Apply what you read:
1 - In the Síle Seoige text, give the stretch from "Síle Seoige (/ga/;" through "programme called Cúla4." again, changing "TnaG" to "TG4".
2 - Do these statements agree with the Síle Seoige text? Answer yes or no for each, quoting the deciding words. (a) She was born in Castlebar, County Mayo. (b) She attended Coláiste Chroí Mhuire at primary level. (c) She worked at Today FM before joining Beat 101–102.

Page extract:
- Born: 13 April 1979 (age 46) Castlebar, County Mayo, Ireland
- Occupation: Television presenter
- Employer: Raidió Teilifís Éireann (RTÉ)
- Height: 1.68 m (5 ft 6 in)
- Spouse: Glen Mulcahy ​ ​(m. 2005; div. 2014)​ Damien O'Farrell ​ ​(m. 2025)​
- Children: 2
- Relatives: Gráinne Seoige (sister)

= Síle Seoige =

Irish television presenter

Síle Seoige (/ga/; born 13 April 1979) is an Irish television presenter. She has sometimes been referred to as Sheila.

==Early life==
Seoige was born in Castlebar, County Mayothe youngest of four children, to parents Mairtín and Philomena. She attended Scoil Mhuire at primary level and Coláiste Chroí Mhuire at secondary level. After completing her Leaving Certificate, she was hired by TnaG to present a film show called Hollywood Anocht. Seoige was introduced to the public after Gráinne, her sister, departed for TV3. There she interviewed Hollywood talent like Bruce Willis and Meryl Streep. When Hollywood Anocht ended Síle became TG4's weather girl and continuity presenter, and after two years she moved on to host a children's programme called Cúla4.

After two years of Cúla4 Seoige took a year out and spent that time travelling. She returned to Ireland to try radio presenting. She worked for Beat 101–102, a station based in the south-east before moving to national station Today FM. In the summer of 2004 Seoige landed the job of covering Ireland's summer festivals for RTÉ's Nationwide.

Records supplied:
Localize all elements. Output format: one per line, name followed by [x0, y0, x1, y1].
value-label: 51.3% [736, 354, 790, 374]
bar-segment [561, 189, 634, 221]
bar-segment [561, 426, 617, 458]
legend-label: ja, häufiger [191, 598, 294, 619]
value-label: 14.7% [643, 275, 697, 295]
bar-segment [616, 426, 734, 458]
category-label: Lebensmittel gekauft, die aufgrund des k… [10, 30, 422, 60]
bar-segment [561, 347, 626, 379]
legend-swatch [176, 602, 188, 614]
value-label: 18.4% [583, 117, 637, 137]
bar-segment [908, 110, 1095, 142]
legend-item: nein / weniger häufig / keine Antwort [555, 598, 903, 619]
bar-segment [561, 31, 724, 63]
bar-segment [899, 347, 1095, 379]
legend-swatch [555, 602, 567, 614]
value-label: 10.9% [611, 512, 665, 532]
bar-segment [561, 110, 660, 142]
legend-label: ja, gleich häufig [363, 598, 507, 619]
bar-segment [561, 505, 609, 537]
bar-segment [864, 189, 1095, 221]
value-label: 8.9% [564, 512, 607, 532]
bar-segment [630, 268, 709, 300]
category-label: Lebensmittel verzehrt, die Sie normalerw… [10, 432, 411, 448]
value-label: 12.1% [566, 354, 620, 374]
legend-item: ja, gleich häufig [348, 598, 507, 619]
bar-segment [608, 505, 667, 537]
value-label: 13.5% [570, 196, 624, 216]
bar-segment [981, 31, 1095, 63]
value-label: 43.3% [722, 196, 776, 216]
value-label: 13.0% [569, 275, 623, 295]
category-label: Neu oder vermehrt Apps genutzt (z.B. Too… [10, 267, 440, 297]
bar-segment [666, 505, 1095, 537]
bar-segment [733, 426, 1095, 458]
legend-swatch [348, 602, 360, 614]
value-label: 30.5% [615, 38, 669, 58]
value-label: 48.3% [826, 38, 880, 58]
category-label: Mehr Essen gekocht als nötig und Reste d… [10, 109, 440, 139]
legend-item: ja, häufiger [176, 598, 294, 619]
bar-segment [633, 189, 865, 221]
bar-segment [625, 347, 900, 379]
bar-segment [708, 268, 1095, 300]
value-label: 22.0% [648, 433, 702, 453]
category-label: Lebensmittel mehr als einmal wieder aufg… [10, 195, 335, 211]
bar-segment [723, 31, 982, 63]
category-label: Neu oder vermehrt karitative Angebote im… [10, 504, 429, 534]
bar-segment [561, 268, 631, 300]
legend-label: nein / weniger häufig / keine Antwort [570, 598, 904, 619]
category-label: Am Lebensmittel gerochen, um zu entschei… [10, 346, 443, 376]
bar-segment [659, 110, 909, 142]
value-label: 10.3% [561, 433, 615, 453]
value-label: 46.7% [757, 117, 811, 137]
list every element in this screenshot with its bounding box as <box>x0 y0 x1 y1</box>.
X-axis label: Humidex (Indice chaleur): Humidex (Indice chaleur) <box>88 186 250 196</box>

Answers by item:
1 -
Síle Seoige (/ga/; born 13 April 1979) is an Irish television presenter. She has sometimes been referred to as Sheila.

==Early life==
Seoige was born in Castlebar, County Mayothe youngest of four children, to parents Mairtín and Philomena. She attended Scoil Mhuire at primary level and Coláiste Chroí Mhuire at secondary level. After completing her Leaving Certificate, she was hired by TG4 to present a film show called Hollywood Anocht. Seoige was introduced to the public after Gráinne, her sister, departed for TV3. There she interviewed Hollywood talent like Bruce Willis and Meryl Streep. When Hollywood Anocht ended Síle became TG4's weather girl and continuity presenter, and after two years she moved on to host a children's programme called Cúla4.

2 -
(a) Yes: "Seoige was born in Castlebar, County Mayo"
(b) No: "She attended Scoil Mhuire at primary level and Coláiste Chroí Mhuire at secondary level."
(c) No: "She worked for Beat 101–102, a station based in the south-east before moving to national station Today FM."